==== Information supplied

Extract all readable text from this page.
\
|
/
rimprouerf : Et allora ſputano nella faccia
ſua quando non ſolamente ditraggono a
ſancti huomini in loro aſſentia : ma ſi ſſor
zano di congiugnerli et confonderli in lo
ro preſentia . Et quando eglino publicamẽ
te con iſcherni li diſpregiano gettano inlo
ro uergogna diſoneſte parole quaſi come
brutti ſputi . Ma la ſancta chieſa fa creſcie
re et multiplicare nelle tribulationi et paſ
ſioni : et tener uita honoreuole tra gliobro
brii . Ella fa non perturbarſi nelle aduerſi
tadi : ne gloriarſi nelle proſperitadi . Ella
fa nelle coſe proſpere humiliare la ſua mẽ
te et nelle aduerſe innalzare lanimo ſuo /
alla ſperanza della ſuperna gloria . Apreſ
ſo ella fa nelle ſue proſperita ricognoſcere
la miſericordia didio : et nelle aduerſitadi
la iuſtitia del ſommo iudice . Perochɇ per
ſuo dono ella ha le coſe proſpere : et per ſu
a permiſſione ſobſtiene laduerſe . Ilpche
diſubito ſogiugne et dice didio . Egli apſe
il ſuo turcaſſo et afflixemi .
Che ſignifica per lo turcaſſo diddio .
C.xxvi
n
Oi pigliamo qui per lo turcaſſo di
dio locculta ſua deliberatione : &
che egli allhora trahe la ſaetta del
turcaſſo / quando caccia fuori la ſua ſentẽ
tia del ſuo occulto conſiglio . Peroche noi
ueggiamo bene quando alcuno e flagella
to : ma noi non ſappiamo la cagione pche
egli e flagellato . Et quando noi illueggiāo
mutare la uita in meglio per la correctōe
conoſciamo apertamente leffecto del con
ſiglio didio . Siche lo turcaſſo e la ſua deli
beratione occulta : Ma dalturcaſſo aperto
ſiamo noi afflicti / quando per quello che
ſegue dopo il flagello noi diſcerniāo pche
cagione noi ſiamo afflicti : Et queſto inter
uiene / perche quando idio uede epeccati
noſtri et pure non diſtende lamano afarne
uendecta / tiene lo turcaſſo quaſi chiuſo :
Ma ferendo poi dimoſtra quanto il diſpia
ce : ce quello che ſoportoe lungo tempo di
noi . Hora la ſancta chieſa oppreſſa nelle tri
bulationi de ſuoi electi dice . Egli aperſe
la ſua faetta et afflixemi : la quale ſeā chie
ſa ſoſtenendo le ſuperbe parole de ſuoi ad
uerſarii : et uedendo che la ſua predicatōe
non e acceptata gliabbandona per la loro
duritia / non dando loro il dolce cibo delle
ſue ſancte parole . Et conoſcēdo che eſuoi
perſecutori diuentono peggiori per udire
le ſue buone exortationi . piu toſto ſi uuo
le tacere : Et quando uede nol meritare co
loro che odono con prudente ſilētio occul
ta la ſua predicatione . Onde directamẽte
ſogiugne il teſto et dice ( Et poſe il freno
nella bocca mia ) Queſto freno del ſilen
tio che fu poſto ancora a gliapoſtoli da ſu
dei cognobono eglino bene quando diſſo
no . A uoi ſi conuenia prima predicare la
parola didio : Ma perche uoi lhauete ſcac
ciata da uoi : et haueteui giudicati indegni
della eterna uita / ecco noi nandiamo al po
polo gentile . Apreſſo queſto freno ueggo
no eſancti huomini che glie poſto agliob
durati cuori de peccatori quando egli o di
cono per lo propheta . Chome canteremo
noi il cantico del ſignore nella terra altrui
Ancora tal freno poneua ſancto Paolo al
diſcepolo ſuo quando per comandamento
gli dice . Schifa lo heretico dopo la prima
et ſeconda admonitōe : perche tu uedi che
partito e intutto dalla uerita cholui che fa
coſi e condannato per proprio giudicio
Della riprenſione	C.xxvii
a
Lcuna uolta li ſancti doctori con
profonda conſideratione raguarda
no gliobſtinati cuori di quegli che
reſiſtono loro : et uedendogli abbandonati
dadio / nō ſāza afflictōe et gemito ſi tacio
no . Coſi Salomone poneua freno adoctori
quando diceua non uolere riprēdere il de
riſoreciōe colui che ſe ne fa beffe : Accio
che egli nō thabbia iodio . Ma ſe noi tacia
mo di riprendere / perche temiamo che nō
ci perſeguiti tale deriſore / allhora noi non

========

> _Directive_: Would you reproduce all the entries exactly?

> _Response to the task_:
Extract all readable text from this page.
\
|
/
rimprouerf : Et allora ſputano nella faccia
ſua quando non ſolamente ditraggono a
ſancti huomini in loro aſſentia : ma ſi ſſor
zano di congiugnerli et confonderli in lo
ro preſentia . Et quando eglino publicamẽ
te con iſcherni li diſpregiano gettano inlo
ro uergogna diſoneſte parole quaſi come
brutti ſputi . Ma la ſancta chieſa fa creſcie
re et multiplicare nelle tribulationi et paſ
ſioni : et tener uita honoreuole tra gliobro
brii . Ella fa non perturbarſi nelle aduerſi
tadi : ne gloriarſi nelle proſperitadi . Ella
fa nelle coſe proſpere humiliare la ſua mẽ
te et nelle aduerſe innalzare lanimo ſuo /
alla ſperanza della ſuperna gloria . Apreſ
ſo ella fa nelle ſue proſperita ricognoſcere
la miſericordia didio : et nelle aduerſitadi
la iuſtitia del ſommo iudice . Perochɇ per
ſuo dono ella ha le coſe proſpere : et per ſu
a permiſſione ſobſtiene laduerſe . Ilpche
diſubito ſogiugne et dice didio . Egli apſe
il ſuo turcaſſo et afflixemi .
Che ſignifica per lo turcaſſo diddio .
C.xxvi
n
Oi pigliamo qui per lo turcaſſo di
dio locculta ſua deliberatione : &
che egli allhora trahe la ſaetta del
turcaſſo / quando caccia fuori la ſua ſentẽ
tia del ſuo occulto conſiglio . Peroche noi
ueggiamo bene quando alcuno e flagella
to : ma noi non ſappiamo la cagione pche
egli e flagellato . Et quando noi illueggiāo
mutare la uita in meglio per la correctōe
conoſciamo apertamente leffecto del con
ſiglio didio . Siche lo turcaſſo e la ſua deli
beratione occulta : Ma dalturcaſſo aperto
ſiamo noi afflicti / quando per quello che
ſegue dopo il flagello noi diſcerniāo pche
cagione noi ſiamo afflicti : Et queſto inter
uiene / perche quando idio uede epeccati
noſtri et pure non diſtende lamano afarne
uendecta / tiene lo turcaſſo quaſi chiuſo :
Ma ferendo poi dimoſtra quanto il diſpia
ce : ce quello che ſoportoe lungo tempo di
noi . Hora la ſancta chieſa oppreſſa nelle tri
bulationi de ſuoi electi dice . Egli aperſe
la ſua faetta et afflixemi : la quale ſeā chie
ſa ſoſtenendo le ſuperbe parole de ſuoi ad
uerſarii : et uedendo che la ſua predicatōe
non e acceptata gliabbandona per la loro
duritia / non dando loro il dolce cibo delle
ſue ſancte parole . Et conoſcēdo che eſuoi
perſecutori diuentono peggiori per udire
le ſue buone exortationi . piu toſto ſi uuo
le tacere : Et quando uede nol meritare co
loro che odono con prudente ſilētio occul
ta la ſua predicatione . Onde directamẽte
ſogiugne il teſto et dice ( Et poſe il freno
nella bocca mia ) Queſto freno del ſilen
tio che fu poſto ancora a gliapoſtoli da ſu
dei cognobono eglino bene quando diſſo
no . A uoi ſi conuenia prima predicare la
parola didio : Ma perche uoi lhauete ſcac
ciata da uoi : et haueteui giudicati indegni
della eterna uita / ecco noi nandiamo al po
polo gentile . Apreſſo queſto freno ueggo
no eſancti huomini che glie poſto agliob
durati cuori de peccatori quando egli o di
cono per lo propheta . Chome canteremo
noi il cantico del ſignore nella terra altrui
Ancora tal freno poneua ſancto Paolo al
diſcepolo ſuo quando per comandamento
gli dice . Schifa lo heretico dopo la prima
et ſeconda admonitōe : perche tu uedi che
partito e intutto dalla uerita cholui che fa
coſi e condannato per proprio giudicio
Della riprenſione	C.xxvii
a
Lcuna uolta li ſancti doctori con
profonda conſideratione raguarda
no gliobſtinati cuori di quegli che
reſiſtono loro : et uedendogli abbandonati
dadio / nō ſāza afflictōe et gemito ſi tacio
no . Coſi Salomone poneua freno adoctori
quando diceua non uolere riprēdere il de
riſoreciōe colui che ſe ne fa beffe : Accio
che egli nō thabbia iodio . Ma ſe noi tacia
mo di riprendere / perche temiamo che nō
ci perſeguiti tale deriſore / allhora noi non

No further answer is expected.